++++ Recorded information ++++

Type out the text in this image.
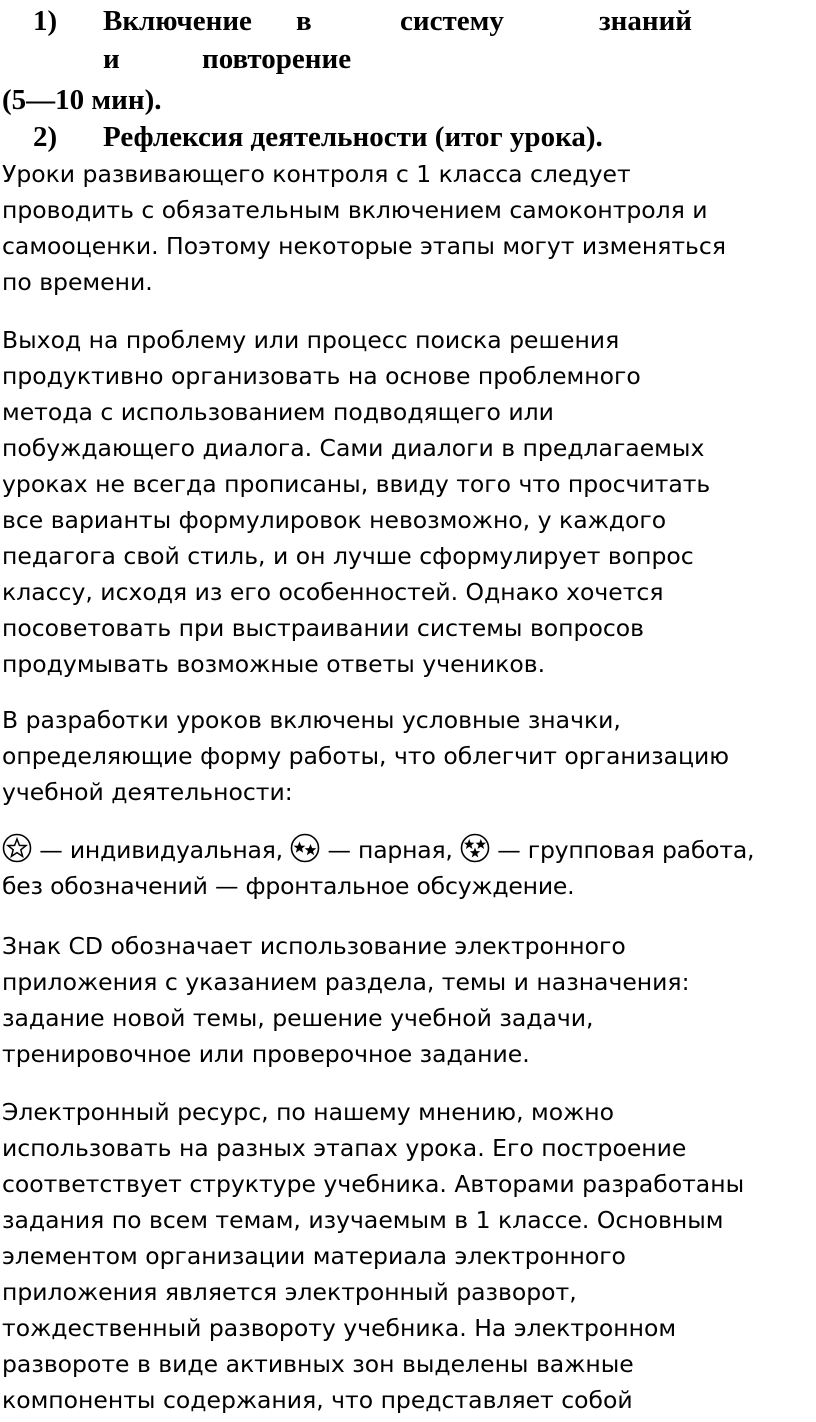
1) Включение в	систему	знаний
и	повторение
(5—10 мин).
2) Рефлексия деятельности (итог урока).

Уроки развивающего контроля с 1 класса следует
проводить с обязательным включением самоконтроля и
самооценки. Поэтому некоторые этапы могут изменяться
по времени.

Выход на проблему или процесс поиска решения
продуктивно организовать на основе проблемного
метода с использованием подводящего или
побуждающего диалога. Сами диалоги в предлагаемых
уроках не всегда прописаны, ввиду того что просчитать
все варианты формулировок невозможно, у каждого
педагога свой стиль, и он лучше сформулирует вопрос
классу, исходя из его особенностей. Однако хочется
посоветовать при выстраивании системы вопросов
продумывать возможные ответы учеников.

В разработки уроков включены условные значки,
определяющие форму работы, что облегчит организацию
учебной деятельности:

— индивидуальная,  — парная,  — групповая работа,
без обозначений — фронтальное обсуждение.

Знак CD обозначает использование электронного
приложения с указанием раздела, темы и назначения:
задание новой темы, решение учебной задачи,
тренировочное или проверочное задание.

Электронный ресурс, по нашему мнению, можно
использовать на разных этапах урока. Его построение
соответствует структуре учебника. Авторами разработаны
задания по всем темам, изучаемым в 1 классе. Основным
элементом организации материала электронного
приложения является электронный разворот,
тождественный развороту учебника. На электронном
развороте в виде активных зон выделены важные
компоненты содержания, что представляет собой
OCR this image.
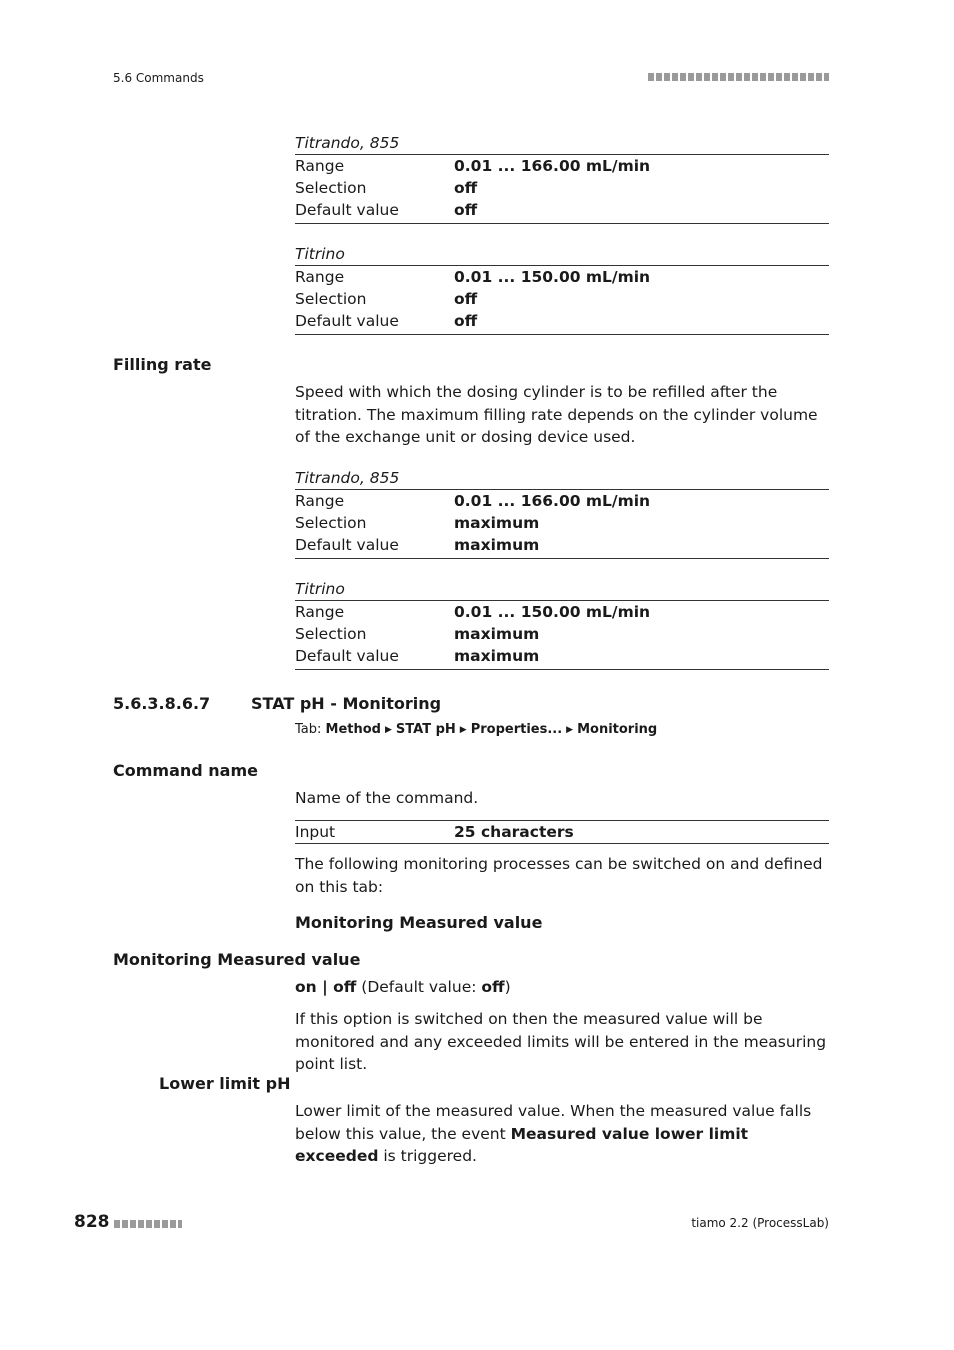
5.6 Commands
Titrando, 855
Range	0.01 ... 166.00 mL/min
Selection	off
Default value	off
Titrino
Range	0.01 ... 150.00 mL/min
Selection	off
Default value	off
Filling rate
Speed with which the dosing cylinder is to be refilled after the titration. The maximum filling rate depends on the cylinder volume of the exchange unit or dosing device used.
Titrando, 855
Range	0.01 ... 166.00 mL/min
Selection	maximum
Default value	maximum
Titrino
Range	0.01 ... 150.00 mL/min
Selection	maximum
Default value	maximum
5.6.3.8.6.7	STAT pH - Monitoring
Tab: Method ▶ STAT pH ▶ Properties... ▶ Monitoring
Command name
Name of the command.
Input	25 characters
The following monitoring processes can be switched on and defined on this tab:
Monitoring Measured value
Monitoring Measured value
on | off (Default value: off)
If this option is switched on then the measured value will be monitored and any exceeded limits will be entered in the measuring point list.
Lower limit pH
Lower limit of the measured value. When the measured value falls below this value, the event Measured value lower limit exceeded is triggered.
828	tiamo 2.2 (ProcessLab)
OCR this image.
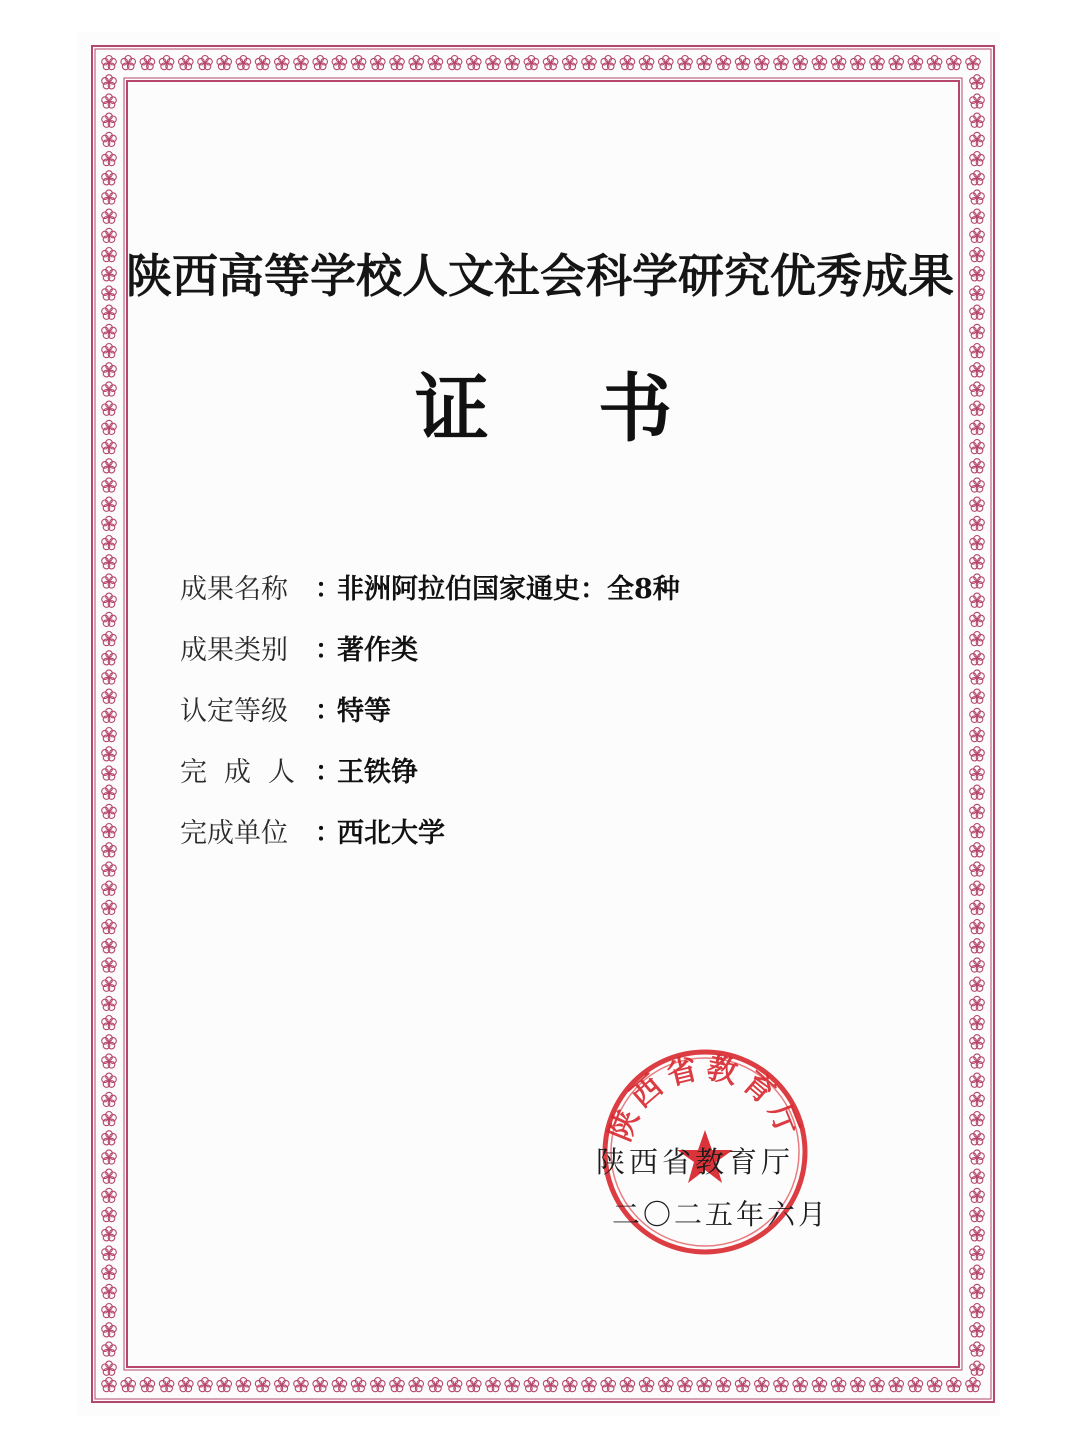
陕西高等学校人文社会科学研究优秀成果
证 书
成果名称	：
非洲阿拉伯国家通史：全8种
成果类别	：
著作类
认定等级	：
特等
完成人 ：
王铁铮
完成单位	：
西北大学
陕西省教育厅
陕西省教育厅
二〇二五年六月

++++

Your task
Show every line from the entries above in which the word "rate" appears.

Expected output
Filling rate
Speed with which the dosing cylinder is to be refilled after the titration. The maximum filling rate depends on the cylinder volume of the exchange unit or dosing device used.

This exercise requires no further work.